**GIVEN REQUEST**
Reproduce the whole listing, character for character.

----

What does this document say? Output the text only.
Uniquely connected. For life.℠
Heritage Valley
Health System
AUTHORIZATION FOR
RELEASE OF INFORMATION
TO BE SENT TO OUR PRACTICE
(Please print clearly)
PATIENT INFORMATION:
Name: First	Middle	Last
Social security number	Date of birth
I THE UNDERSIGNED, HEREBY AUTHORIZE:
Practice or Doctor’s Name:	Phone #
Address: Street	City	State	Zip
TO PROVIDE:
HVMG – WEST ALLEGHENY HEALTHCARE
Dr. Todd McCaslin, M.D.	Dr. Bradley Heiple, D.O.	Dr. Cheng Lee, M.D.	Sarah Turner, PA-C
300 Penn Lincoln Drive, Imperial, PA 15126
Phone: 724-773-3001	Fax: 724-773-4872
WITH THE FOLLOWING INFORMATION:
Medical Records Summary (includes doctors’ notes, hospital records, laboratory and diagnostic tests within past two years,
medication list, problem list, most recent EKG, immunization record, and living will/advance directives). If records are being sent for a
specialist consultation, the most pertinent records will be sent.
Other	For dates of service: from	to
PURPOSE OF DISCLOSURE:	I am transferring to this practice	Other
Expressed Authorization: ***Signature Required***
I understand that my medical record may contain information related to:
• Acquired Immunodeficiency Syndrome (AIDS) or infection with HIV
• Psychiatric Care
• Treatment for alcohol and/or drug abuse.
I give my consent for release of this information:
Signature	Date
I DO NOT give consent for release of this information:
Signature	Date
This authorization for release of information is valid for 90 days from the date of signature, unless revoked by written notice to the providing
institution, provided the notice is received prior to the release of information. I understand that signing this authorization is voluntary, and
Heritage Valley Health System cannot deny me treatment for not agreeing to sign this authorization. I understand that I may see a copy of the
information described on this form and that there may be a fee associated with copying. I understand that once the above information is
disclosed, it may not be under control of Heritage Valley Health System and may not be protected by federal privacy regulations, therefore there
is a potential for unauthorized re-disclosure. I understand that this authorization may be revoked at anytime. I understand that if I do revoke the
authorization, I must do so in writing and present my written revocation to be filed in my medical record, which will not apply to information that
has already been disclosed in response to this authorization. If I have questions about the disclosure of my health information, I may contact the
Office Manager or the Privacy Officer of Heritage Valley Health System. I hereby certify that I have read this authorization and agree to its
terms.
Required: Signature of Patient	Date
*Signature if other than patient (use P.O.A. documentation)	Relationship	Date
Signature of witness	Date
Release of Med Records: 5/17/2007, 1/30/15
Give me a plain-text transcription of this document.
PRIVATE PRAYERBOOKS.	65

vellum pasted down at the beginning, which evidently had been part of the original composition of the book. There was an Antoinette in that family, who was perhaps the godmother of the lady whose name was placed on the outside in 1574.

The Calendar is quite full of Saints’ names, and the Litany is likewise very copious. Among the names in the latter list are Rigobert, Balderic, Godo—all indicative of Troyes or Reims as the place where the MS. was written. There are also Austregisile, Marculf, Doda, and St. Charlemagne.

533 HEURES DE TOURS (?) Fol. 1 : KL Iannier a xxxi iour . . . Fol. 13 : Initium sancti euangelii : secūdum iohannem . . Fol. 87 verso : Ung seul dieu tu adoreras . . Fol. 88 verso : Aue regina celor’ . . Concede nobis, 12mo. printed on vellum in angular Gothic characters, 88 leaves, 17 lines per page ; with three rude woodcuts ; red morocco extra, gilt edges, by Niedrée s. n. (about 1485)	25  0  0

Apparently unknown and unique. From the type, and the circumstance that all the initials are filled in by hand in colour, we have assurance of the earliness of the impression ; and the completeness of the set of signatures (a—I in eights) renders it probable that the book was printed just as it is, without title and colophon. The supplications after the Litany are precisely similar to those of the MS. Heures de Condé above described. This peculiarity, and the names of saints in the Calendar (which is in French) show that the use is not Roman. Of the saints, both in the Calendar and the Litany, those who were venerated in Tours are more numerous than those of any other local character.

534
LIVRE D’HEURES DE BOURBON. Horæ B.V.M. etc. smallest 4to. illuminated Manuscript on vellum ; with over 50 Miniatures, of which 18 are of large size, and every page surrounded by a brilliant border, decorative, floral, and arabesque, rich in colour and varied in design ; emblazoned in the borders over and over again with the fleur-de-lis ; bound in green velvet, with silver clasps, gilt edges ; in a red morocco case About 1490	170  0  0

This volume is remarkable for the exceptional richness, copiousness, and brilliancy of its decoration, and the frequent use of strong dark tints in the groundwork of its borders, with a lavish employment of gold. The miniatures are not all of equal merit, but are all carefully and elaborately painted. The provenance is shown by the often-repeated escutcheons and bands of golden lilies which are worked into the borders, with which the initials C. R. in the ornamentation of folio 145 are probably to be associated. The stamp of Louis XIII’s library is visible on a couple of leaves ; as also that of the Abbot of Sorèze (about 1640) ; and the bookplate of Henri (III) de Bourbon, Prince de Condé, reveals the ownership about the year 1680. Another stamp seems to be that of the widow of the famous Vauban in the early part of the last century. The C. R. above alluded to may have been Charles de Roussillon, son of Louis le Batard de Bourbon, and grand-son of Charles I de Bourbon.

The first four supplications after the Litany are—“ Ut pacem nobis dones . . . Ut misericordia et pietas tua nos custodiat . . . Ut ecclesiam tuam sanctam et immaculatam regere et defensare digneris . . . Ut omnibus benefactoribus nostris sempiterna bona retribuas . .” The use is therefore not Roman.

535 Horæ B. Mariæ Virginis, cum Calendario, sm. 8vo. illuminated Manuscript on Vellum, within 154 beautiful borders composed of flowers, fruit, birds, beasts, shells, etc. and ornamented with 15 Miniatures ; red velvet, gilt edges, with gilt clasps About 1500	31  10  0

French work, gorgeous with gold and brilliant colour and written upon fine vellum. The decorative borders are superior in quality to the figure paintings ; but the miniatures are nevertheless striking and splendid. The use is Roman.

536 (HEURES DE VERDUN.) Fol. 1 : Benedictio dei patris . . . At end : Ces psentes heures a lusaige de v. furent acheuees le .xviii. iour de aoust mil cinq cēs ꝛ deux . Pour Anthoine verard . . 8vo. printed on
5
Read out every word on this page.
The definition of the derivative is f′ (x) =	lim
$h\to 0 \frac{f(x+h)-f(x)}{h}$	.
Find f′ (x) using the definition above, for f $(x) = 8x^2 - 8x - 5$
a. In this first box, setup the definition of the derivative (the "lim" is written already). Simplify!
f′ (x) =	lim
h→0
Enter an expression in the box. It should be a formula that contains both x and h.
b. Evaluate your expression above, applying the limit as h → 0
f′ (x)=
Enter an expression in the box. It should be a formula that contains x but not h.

----

**SOLUTION FOR THIS PROBLEM**
What does this document say? Output the text only.
Uniquely connected. For life.℠
Heritage Valley
Health System
AUTHORIZATION FOR
RELEASE OF INFORMATION
TO BE SENT TO OUR PRACTICE
(Please print clearly)
PATIENT INFORMATION:
Name: First	Middle	Last
Social security number	Date of birth
I THE UNDERSIGNED, HEREBY AUTHORIZE:
Practice or Doctor’s Name:	Phone #
Address: Street	City	State	Zip
TO PROVIDE:
HVMG – WEST ALLEGHENY HEALTHCARE
Dr. Todd McCaslin, M.D.	Dr. Bradley Heiple, D.O.	Dr. Cheng Lee, M.D.	Sarah Turner, PA-C
300 Penn Lincoln Drive, Imperial, PA 15126
Phone: 724-773-3001	Fax: 724-773-4872
WITH THE FOLLOWING INFORMATION:
Medical Records Summary (includes doctors’ notes, hospital records, laboratory and diagnostic tests within past two years,
medication list, problem list, most recent EKG, immunization record, and living will/advance directives). If records are being sent for a
specialist consultation, the most pertinent records will be sent.
Other	For dates of service: from	to
PURPOSE OF DISCLOSURE:	I am transferring to this practice	Other
Expressed Authorization: ***Signature Required***
I understand that my medical record may contain information related to:
• Acquired Immunodeficiency Syndrome (AIDS) or infection with HIV
• Psychiatric Care
• Treatment for alcohol and/or drug abuse.
I give my consent for release of this information:
Signature	Date
I DO NOT give consent for release of this information:
Signature	Date
This authorization for release of information is valid for 90 days from the date of signature, unless revoked by written notice to the providing
institution, provided the notice is received prior to the release of information. I understand that signing this authorization is voluntary, and
Heritage Valley Health System cannot deny me treatment for not agreeing to sign this authorization. I understand that I may see a copy of the
information described on this form and that there may be a fee associated with copying. I understand that once the above information is
disclosed, it may not be under control of Heritage Valley Health System and may not be protected by federal privacy regulations, therefore there
is a potential for unauthorized re-disclosure. I understand that this authorization may be revoked at anytime. I understand that if I do revoke the
authorization, I must do so in writing and present my written revocation to be filed in my medical record, which will not apply to information that
has already been disclosed in response to this authorization. If I have questions about the disclosure of my health information, I may contact the
Office Manager or the Privacy Officer of Heritage Valley Health System. I hereby certify that I have read this authorization and agree to its
terms.
Required: Signature of Patient	Date
*Signature if other than patient (use P.O.A. documentation)	Relationship	Date
Signature of witness	Date
Release of Med Records: 5/17/2007, 1/30/15
Give me a plain-text transcription of this document.
PRIVATE PRAYERBOOKS.	65

vellum pasted down at the beginning, which evidently had been part of the original composition of the book. There was an Antoinette in that family, who was perhaps the godmother of the lady whose name was placed on the outside in 1574.

The Calendar is quite full of Saints’ names, and the Litany is likewise very copious. Among the names in the latter list are Rigobert, Balderic, Godo—all indicative of Troyes or Reims as the place where the MS. was written. There are also Austregisile, Marculf, Doda, and St. Charlemagne.

533 HEURES DE TOURS (?) Fol. 1 : KL Iannier a xxxi iour . . . Fol. 13 : Initium sancti euangelii : secūdum iohannem . . Fol. 87 verso : Ung seul dieu tu adoreras . . Fol. 88 verso : Aue regina celor’ . . Concede nobis, 12mo. printed on vellum in angular Gothic characters, 88 leaves, 17 lines per page ; with three rude woodcuts ; red morocco extra, gilt edges, by Niedrée s. n. (about 1485)	25  0  0

Apparently unknown and unique. From the type, and the circumstance that all the initials are filled in by hand in colour, we have assurance of the earliness of the impression ; and the completeness of the set of signatures (a—I in eights) renders it probable that the book was printed just as it is, without title and colophon. The supplications after the Litany are precisely similar to those of the MS. Heures de Condé above described. This peculiarity, and the names of saints in the Calendar (which is in French) show that the use is not Roman. Of the saints, both in the Calendar and the Litany, those who were venerated in Tours are more numerous than those of any other local character.

534
LIVRE D’HEURES DE BOURBON. Horæ B.V.M. etc. smallest 4to. illuminated Manuscript on vellum ; with over 50 Miniatures, of which 18 are of large size, and every page surrounded by a brilliant border, decorative, floral, and arabesque, rich in colour and varied in design ; emblazoned in the borders over and over again with the fleur-de-lis ; bound in green velvet, with silver clasps, gilt edges ; in a red morocco case About 1490	170  0  0

This volume is remarkable for the exceptional richness, copiousness, and brilliancy of its decoration, and the frequent use of strong dark tints in the groundwork of its borders, with a lavish employment of gold. The miniatures are not all of equal merit, but are all carefully and elaborately painted. The provenance is shown by the often-repeated escutcheons and bands of golden lilies which are worked into the borders, with which the initials C. R. in the ornamentation of folio 145 are probably to be associated. The stamp of Louis XIII’s library is visible on a couple of leaves ; as also that of the Abbot of Sorèze (about 1640) ; and the bookplate of Henri (III) de Bourbon, Prince de Condé, reveals the ownership about the year 1680. Another stamp seems to be that of the widow of the famous Vauban in the early part of the last century. The C. R. above alluded to may have been Charles de Roussillon, son of Louis le Batard de Bourbon, and grand-son of Charles I de Bourbon.

The first four supplications after the Litany are—“ Ut pacem nobis dones . . . Ut misericordia et pietas tua nos custodiat . . . Ut ecclesiam tuam sanctam et immaculatam regere et defensare digneris . . . Ut omnibus benefactoribus nostris sempiterna bona retribuas . .” The use is therefore not Roman.

535 Horæ B. Mariæ Virginis, cum Calendario, sm. 8vo. illuminated Manuscript on Vellum, within 154 beautiful borders composed of flowers, fruit, birds, beasts, shells, etc. and ornamented with 15 Miniatures ; red velvet, gilt edges, with gilt clasps About 1500	31  10  0

French work, gorgeous with gold and brilliant colour and written upon fine vellum. The decorative borders are superior in quality to the figure paintings ; but the miniatures are nevertheless striking and splendid. The use is Roman.

536 (HEURES DE VERDUN.) Fol. 1 : Benedictio dei patris . . . At end : Ces psentes heures a lusaige de v. furent acheuees le .xviii. iour de aoust mil cinq cēs ꝛ deux . Pour Anthoine verard . . 8vo. printed on
5
Read out every word on this page.
The definition of the derivative is f′ (x) =	lim
$h\to 0 \frac{f(x+h)-f(x)}{h}$	.
Find f′ (x) using the definition above, for f $(x) = 8x^2 - 8x - 5$
a. In this first box, setup the definition of the derivative (the "lim" is written already). Simplify!
f′ (x) =	lim
h→0
Enter an expression in the box. It should be a formula that contains both x and h.
b. Evaluate your expression above, applying the limit as h → 0
f′ (x)=
Enter an expression in the box. It should be a formula that contains x but not h.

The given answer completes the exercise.